> [PARTIES DE L'EXERCICE]:
1) Dans l'extrait sur la détermination de la peine, quelle peine le juge a-t-il finalement retenue ?
2) Poursuivez, s'il vous plaît, l'extrait sur la détermination de la peine à partir de sa dernière phrase.

> [EXTRAIT FOURNI]:
===
R. c. Aubie, 2024 QCCA 1677

Même lorsque l’accent doit être mis sur la dénonciation et la dissuasion, le principe de modération dicte qu’un délinquant ne devrait pas être coupé de la société sauf lorsque nécessaire

[65]      En l’espèce, le juge de la peine admet avec franchise avoir changé d’opinion quant à ce qui constituerait une peine proportionnelle et indiquée entre la déclaration de culpabilité de l’accusé et le prononcé de la peine. Il explique avoir initialement estimé qu’une peine d’emprisonnement était indiquée, mais avoir ultimement opté pour une suspension de la peine pendant trois ans, assortie de diverses ordonnances accessoires relatives à la probation.
===
> [LISTE DES LIGNES]:
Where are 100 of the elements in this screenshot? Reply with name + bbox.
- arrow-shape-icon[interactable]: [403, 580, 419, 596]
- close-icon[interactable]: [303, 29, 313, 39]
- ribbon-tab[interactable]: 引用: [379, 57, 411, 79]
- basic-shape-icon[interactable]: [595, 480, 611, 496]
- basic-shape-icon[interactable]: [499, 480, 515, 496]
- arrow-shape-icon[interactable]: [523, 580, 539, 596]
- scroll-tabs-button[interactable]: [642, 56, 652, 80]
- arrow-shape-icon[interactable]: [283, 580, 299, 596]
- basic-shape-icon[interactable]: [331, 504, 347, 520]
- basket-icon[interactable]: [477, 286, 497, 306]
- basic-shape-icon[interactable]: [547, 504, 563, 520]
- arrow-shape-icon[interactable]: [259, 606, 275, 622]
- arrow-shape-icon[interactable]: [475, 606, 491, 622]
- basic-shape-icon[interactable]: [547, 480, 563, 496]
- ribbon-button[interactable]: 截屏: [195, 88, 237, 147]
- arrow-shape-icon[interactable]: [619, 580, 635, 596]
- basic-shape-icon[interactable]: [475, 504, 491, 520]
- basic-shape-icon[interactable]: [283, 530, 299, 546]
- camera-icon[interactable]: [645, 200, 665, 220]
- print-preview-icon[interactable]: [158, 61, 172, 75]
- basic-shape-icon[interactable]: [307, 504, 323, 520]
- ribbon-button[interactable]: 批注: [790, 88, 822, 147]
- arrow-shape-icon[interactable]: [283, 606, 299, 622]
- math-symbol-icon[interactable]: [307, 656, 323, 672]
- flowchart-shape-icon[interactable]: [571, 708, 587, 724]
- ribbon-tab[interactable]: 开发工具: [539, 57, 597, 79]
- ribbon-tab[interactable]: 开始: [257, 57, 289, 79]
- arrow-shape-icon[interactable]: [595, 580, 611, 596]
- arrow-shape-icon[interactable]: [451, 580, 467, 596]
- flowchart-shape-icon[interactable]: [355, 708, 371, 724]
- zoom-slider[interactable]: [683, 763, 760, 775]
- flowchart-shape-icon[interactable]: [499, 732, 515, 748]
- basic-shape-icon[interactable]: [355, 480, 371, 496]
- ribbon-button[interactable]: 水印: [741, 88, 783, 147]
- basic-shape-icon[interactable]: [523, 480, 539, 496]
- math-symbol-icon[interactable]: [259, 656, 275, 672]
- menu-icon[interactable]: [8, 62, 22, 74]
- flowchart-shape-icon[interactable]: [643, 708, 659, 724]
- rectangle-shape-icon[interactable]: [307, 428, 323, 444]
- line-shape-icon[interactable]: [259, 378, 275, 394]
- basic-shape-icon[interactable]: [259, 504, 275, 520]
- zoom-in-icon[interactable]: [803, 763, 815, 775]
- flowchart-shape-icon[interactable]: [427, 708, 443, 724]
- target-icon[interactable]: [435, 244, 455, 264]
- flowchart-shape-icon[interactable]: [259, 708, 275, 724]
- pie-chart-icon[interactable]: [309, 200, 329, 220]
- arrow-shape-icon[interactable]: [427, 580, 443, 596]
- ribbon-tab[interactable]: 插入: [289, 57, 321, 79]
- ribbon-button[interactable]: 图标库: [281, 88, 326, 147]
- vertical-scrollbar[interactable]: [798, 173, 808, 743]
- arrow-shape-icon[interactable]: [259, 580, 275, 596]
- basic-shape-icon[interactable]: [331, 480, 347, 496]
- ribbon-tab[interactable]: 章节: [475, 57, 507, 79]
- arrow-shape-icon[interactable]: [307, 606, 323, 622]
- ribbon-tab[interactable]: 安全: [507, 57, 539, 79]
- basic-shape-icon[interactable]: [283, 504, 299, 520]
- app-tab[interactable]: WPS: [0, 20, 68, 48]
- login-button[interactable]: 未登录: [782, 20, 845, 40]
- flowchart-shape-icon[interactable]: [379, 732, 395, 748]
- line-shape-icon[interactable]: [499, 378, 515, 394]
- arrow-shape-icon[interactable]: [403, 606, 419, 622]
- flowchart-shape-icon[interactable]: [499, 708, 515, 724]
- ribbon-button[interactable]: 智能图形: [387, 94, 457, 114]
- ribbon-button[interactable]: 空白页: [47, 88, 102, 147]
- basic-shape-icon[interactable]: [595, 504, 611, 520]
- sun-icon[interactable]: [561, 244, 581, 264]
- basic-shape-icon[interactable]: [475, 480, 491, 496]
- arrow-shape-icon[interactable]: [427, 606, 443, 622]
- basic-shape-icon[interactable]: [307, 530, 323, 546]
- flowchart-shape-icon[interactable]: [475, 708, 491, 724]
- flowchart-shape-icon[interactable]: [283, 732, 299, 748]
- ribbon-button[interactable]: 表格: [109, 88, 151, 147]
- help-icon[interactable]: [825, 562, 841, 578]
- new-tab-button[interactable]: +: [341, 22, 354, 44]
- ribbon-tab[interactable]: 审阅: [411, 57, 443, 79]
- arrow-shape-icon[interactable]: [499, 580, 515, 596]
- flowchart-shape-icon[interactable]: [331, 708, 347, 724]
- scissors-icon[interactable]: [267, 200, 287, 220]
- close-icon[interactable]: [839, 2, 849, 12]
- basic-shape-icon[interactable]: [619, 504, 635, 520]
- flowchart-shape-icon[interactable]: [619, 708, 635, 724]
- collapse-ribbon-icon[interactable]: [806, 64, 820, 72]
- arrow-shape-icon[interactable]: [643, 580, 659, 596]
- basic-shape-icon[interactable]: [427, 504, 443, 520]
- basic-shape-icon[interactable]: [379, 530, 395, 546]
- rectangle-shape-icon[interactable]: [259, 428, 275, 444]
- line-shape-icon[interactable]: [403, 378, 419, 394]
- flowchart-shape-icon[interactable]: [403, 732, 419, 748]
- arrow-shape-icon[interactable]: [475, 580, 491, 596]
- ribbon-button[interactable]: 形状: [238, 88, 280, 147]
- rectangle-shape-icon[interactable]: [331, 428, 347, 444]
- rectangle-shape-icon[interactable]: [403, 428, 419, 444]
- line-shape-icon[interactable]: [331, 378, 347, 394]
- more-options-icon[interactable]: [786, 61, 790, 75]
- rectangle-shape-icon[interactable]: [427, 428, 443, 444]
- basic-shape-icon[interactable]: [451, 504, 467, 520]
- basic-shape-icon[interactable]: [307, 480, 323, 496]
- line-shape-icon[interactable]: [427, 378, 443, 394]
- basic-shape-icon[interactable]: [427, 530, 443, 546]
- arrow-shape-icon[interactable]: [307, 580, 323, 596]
===
> [RÉPONSES RÉDIGÉES]:
1) Une suspension de la peine pendant trois ans, assortie de diverses ordonnances accessoires relatives à la probation.

2)
[66]      Dans ses motifs, le juge souligne le rapport présentenciel favorable présenté à la cour, mais insiste surtout sur deux facteurs en particulier qui l’ont fait changer d’avis. Premièrement, et il semble s’agir du facteur le plus important, l’intimé a non seulement exprimé des remords sincères relativement à sa conduite, mais il a également apporté la preuve qu’après l’infraction, il s’était engagé sur le chemin de la réhabilitation et poursuivrait probablement sur ce chemin. L’intimé a cessé de consommer de l’alcool et d’autres stupéfiants. Il s’est dit disposé à suivre d’autres traitements.

[67]      Outre ces considérations, la déclaration de la victime, dans laquelle la victime concluait en pardonnant à l’intimé sa conduite et en lui souhaitait un avenir meilleur, a été un facteur pertinent.

[68]      En somme, le juge a conclu que la perspective d’une réhabilitation véritable et complète rendait moins appropriée une peine se limitant aux objectifs de dénonciation et de dissuasion.

[69]      Les considérations du juge et cette conclusion générale sont, à mon avis, irréprochables.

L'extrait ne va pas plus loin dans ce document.